The data must be returned in full and exactly as given.

• **DATASET ENTRIES**
------------

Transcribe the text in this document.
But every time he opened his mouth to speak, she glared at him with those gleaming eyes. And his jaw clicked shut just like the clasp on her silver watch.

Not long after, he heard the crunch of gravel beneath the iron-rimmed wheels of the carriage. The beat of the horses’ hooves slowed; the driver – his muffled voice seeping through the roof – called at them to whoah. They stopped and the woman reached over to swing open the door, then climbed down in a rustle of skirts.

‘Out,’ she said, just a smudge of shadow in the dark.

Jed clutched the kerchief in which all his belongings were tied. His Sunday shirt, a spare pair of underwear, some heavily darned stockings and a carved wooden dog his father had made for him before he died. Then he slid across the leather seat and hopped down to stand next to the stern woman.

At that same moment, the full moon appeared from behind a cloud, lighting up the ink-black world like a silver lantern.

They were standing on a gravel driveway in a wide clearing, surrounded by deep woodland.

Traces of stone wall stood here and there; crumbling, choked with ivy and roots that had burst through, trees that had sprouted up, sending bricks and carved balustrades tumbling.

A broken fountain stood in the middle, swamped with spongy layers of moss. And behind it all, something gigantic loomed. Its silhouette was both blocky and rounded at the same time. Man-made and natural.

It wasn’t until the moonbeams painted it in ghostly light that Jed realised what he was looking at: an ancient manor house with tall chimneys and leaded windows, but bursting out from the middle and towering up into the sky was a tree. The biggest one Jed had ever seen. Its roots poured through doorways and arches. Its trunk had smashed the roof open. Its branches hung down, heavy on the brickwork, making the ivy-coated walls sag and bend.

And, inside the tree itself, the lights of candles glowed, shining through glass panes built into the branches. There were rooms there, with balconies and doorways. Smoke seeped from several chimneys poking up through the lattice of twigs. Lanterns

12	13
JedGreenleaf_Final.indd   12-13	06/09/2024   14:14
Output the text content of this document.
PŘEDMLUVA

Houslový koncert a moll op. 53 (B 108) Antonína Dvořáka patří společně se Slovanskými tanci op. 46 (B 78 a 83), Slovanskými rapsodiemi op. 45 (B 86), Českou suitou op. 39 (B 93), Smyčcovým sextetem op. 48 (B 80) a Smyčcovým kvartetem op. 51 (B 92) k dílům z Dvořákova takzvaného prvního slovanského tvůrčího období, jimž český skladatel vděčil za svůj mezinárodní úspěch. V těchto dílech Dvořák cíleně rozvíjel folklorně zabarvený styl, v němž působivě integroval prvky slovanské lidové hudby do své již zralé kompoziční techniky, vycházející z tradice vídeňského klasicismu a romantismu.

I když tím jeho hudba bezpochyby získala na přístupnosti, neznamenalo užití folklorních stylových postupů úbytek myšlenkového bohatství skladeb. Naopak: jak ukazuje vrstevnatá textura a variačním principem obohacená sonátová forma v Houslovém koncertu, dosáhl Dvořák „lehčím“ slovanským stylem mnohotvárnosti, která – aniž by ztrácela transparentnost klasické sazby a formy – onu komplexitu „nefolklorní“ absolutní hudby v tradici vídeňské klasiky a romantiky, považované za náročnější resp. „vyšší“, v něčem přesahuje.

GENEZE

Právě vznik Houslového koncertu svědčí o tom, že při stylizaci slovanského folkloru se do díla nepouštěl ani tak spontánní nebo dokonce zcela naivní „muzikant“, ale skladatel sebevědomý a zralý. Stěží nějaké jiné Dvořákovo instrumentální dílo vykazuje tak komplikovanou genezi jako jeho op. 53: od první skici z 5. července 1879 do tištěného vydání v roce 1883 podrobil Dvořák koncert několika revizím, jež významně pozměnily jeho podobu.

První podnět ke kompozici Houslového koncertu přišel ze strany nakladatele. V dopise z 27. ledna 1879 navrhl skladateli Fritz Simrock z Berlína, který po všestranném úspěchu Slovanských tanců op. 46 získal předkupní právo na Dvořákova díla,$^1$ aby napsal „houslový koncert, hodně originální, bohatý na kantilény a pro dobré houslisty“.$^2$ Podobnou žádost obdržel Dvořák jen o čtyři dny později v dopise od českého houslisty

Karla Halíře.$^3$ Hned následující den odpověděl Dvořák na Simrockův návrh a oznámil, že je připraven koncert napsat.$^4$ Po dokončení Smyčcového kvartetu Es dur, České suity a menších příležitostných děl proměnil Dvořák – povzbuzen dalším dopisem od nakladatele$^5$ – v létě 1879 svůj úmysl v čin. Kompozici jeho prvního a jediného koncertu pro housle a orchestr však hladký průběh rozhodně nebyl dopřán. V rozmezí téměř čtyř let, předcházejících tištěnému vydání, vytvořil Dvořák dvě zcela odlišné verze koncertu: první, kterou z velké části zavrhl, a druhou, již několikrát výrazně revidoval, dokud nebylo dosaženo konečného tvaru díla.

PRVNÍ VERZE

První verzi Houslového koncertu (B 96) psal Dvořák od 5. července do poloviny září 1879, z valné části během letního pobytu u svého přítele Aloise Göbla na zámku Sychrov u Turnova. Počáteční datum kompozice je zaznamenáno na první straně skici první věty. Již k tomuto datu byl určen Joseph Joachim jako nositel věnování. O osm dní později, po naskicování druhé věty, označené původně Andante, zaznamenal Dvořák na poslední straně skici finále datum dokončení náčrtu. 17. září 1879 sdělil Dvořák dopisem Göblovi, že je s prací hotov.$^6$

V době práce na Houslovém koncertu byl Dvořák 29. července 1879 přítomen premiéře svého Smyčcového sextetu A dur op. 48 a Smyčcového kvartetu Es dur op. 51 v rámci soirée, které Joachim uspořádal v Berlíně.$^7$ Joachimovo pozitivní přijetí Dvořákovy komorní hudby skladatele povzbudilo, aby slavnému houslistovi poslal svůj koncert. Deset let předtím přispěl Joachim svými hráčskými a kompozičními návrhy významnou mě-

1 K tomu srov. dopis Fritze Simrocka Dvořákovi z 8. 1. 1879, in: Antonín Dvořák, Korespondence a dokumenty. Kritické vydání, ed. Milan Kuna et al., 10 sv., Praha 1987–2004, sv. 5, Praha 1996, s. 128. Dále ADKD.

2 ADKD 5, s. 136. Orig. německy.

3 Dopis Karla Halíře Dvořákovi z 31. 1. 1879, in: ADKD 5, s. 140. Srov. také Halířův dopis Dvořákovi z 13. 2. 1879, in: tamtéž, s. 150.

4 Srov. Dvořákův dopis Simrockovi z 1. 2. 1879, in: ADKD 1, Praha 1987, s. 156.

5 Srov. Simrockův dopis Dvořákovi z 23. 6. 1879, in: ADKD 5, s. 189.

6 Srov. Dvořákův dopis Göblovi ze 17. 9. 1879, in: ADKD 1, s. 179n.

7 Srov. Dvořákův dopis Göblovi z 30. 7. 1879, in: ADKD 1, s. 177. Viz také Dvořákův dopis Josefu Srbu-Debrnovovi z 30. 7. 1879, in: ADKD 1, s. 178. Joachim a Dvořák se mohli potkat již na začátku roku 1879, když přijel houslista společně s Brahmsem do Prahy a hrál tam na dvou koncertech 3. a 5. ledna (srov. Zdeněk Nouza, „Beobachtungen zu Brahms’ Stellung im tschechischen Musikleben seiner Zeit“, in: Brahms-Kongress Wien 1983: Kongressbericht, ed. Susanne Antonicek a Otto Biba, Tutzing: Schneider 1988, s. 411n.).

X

------------

• **OUTPUT FOR THIS EXERCISE**
Transcribe the text in this document.
But every time he opened his mouth to speak, she glared at him with those gleaming eyes. And his jaw clicked shut just like the clasp on her silver watch.

Not long after, he heard the crunch of gravel beneath the iron-rimmed wheels of the carriage. The beat of the horses’ hooves slowed; the driver – his muffled voice seeping through the roof – called at them to whoah. They stopped and the woman reached over to swing open the door, then climbed down in a rustle of skirts.

‘Out,’ she said, just a smudge of shadow in the dark.

Jed clutched the kerchief in which all his belongings were tied. His Sunday shirt, a spare pair of underwear, some heavily darned stockings and a carved wooden dog his father had made for him before he died. Then he slid across the leather seat and hopped down to stand next to the stern woman.

At that same moment, the full moon appeared from behind a cloud, lighting up the ink-black world like a silver lantern.

They were standing on a gravel driveway in a wide clearing, surrounded by deep woodland.

Traces of stone wall stood here and there; crumbling, choked with ivy and roots that had burst through, trees that had sprouted up, sending bricks and carved balustrades tumbling.

A broken fountain stood in the middle, swamped with spongy layers of moss. And behind it all, something gigantic loomed. Its silhouette was both blocky and rounded at the same time. Man-made and natural.

It wasn’t until the moonbeams painted it in ghostly light that Jed realised what he was looking at: an ancient manor house with tall chimneys and leaded windows, but bursting out from the middle and towering up into the sky was a tree. The biggest one Jed had ever seen. Its roots poured through doorways and arches. Its trunk had smashed the roof open. Its branches hung down, heavy on the brickwork, making the ivy-coated walls sag and bend.

And, inside the tree itself, the lights of candles glowed, shining through glass panes built into the branches. There were rooms there, with balconies and doorways. Smoke seeped from several chimneys poking up through the lattice of twigs. Lanterns

12	13
JedGreenleaf_Final.indd   12-13	06/09/2024   14:14
Output the text content of this document.
PŘEDMLUVA

Houslový koncert a moll op. 53 (B 108) Antonína Dvořáka patří společně se Slovanskými tanci op. 46 (B 78 a 83), Slovanskými rapsodiemi op. 45 (B 86), Českou suitou op. 39 (B 93), Smyčcovým sextetem op. 48 (B 80) a Smyčcovým kvartetem op. 51 (B 92) k dílům z Dvořákova takzvaného prvního slovanského tvůrčího období, jimž český skladatel vděčil za svůj mezinárodní úspěch. V těchto dílech Dvořák cíleně rozvíjel folklorně zabarvený styl, v němž působivě integroval prvky slovanské lidové hudby do své již zralé kompoziční techniky, vycházející z tradice vídeňského klasicismu a romantismu.

I když tím jeho hudba bezpochyby získala na přístupnosti, neznamenalo užití folklorních stylových postupů úbytek myšlenkového bohatství skladeb. Naopak: jak ukazuje vrstevnatá textura a variačním principem obohacená sonátová forma v Houslovém koncertu, dosáhl Dvořák „lehčím“ slovanským stylem mnohotvárnosti, která – aniž by ztrácela transparentnost klasické sazby a formy – onu komplexitu „nefolklorní“ absolutní hudby v tradici vídeňské klasiky a romantiky, považované za náročnější resp. „vyšší“, v něčem přesahuje.

GENEZE

Právě vznik Houslového koncertu svědčí o tom, že při stylizaci slovanského folkloru se do díla nepouštěl ani tak spontánní nebo dokonce zcela naivní „muzikant“, ale skladatel sebevědomý a zralý. Stěží nějaké jiné Dvořákovo instrumentální dílo vykazuje tak komplikovanou genezi jako jeho op. 53: od první skici z 5. července 1879 do tištěného vydání v roce 1883 podrobil Dvořák koncert několika revizím, jež významně pozměnily jeho podobu.

První podnět ke kompozici Houslového koncertu přišel ze strany nakladatele. V dopise z 27. ledna 1879 navrhl skladateli Fritz Simrock z Berlína, který po všestranném úspěchu Slovanských tanců op. 46 získal předkupní právo na Dvořákova díla,$^1$ aby napsal „houslový koncert, hodně originální, bohatý na kantilény a pro dobré houslisty“.$^2$ Podobnou žádost obdržel Dvořák jen o čtyři dny později v dopise od českého houslisty

Karla Halíře.$^3$ Hned následující den odpověděl Dvořák na Simrockův návrh a oznámil, že je připraven koncert napsat.$^4$ Po dokončení Smyčcového kvartetu Es dur, České suity a menších příležitostných děl proměnil Dvořák – povzbuzen dalším dopisem od nakladatele$^5$ – v létě 1879 svůj úmysl v čin. Kompozici jeho prvního a jediného koncertu pro housle a orchestr však hladký průběh rozhodně nebyl dopřán. V rozmezí téměř čtyř let, předcházejících tištěnému vydání, vytvořil Dvořák dvě zcela odlišné verze koncertu: první, kterou z velké části zavrhl, a druhou, již několikrát výrazně revidoval, dokud nebylo dosaženo konečného tvaru díla.

PRVNÍ VERZE

První verzi Houslového koncertu (B 96) psal Dvořák od 5. července do poloviny září 1879, z valné části během letního pobytu u svého přítele Aloise Göbla na zámku Sychrov u Turnova. Počáteční datum kompozice je zaznamenáno na první straně skici první věty. Již k tomuto datu byl určen Joseph Joachim jako nositel věnování. O osm dní později, po naskicování druhé věty, označené původně Andante, zaznamenal Dvořák na poslední straně skici finále datum dokončení náčrtu. 17. září 1879 sdělil Dvořák dopisem Göblovi, že je s prací hotov.$^6$

V době práce na Houslovém koncertu byl Dvořák 29. července 1879 přítomen premiéře svého Smyčcového sextetu A dur op. 48 a Smyčcového kvartetu Es dur op. 51 v rámci soirée, které Joachim uspořádal v Berlíně.$^7$ Joachimovo pozitivní přijetí Dvořákovy komorní hudby skladatele povzbudilo, aby slavnému houslistovi poslal svůj koncert. Deset let předtím přispěl Joachim svými hráčskými a kompozičními návrhy významnou mě-

1 K tomu srov. dopis Fritze Simrocka Dvořákovi z 8. 1. 1879, in: Antonín Dvořák, Korespondence a dokumenty. Kritické vydání, ed. Milan Kuna et al., 10 sv., Praha 1987–2004, sv. 5, Praha 1996, s. 128. Dále ADKD.

2 ADKD 5, s. 136. Orig. německy.

3 Dopis Karla Halíře Dvořákovi z 31. 1. 1879, in: ADKD 5, s. 140. Srov. také Halířův dopis Dvořákovi z 13. 2. 1879, in: tamtéž, s. 150.

4 Srov. Dvořákův dopis Simrockovi z 1. 2. 1879, in: ADKD 1, Praha 1987, s. 156.

5 Srov. Simrockův dopis Dvořákovi z 23. 6. 1879, in: ADKD 5, s. 189.

6 Srov. Dvořákův dopis Göblovi ze 17. 9. 1879, in: ADKD 1, s. 179n.

7 Srov. Dvořákův dopis Göblovi z 30. 7. 1879, in: ADKD 1, s. 177. Viz také Dvořákův dopis Josefu Srbu-Debrnovovi z 30. 7. 1879, in: ADKD 1, s. 178. Joachim a Dvořák se mohli potkat již na začátku roku 1879, když přijel houslista společně s Brahmsem do Prahy a hrál tam na dvou koncertech 3. a 5. ledna (srov. Zdeněk Nouza, „Beobachtungen zu Brahms’ Stellung im tschechischen Musikleben seiner Zeit“, in: Brahms-Kongress Wien 1983: Kongressbericht, ed. Susanne Antonicek a Otto Biba, Tutzing: Schneider 1988, s. 411n.).

X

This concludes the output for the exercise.